AIM OF THE EXERCISE: Extract the entries in their exact form.

Extracts from a graphics dataset:

* * * * * * * * *

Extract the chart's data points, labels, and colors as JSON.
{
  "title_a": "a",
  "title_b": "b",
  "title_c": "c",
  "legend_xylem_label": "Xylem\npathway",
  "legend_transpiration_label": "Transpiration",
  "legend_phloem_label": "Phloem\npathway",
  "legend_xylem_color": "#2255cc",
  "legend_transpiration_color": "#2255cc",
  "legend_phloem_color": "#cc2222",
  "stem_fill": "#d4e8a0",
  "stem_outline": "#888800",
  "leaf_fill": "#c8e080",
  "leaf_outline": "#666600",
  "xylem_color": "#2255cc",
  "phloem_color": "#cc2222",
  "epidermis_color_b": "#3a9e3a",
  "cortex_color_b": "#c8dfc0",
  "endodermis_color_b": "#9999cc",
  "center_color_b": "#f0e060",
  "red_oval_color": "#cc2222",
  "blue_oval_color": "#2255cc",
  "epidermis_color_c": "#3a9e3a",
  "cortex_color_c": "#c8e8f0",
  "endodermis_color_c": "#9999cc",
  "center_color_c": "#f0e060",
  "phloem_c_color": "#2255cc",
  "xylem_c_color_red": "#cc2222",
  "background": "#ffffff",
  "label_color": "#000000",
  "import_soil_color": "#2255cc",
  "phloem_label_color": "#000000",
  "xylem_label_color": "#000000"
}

* * * * * * * * *

OUTPUT FOR THIS TASK:
Extract the chart's data points, labels, and colors as JSON.
{
  "title_a": "a",
  "title_b": "b",
  "title_c": "c",
  "legend_xylem_label": "Xylem\npathway",
  "legend_transpiration_label": "Transpiration",
  "legend_phloem_label": "Phloem\npathway",
  "legend_xylem_color": "#2255cc",
  "legend_transpiration_color": "#2255cc",
  "legend_phloem_color": "#cc2222",
  "stem_fill": "#d4e8a0",
  "stem_outline": "#888800",
  "leaf_fill": "#c8e080",
  "leaf_outline": "#666600",
  "xylem_color": "#2255cc",
  "phloem_color": "#cc2222",
  "epidermis_color_b": "#3a9e3a",
  "cortex_color_b": "#c8dfc0",
  "endodermis_color_b": "#9999cc",
  "center_color_b": "#f0e060",
  "red_oval_color": "#cc2222",
  "blue_oval_color": "#2255cc",
  "epidermis_color_c": "#3a9e3a",
  "cortex_color_c": "#c8e8f0",
  "endodermis_color_c": "#9999cc",
  "center_color_c": "#f0e060",
  "phloem_c_color": "#2255cc",
  "xylem_c_color_red": "#cc2222",
  "background": "#ffffff",
  "label_color": "#000000",
  "import_soil_color": "#2255cc",
  "phloem_label_color": "#000000",
  "xylem_label_color": "#000000"
}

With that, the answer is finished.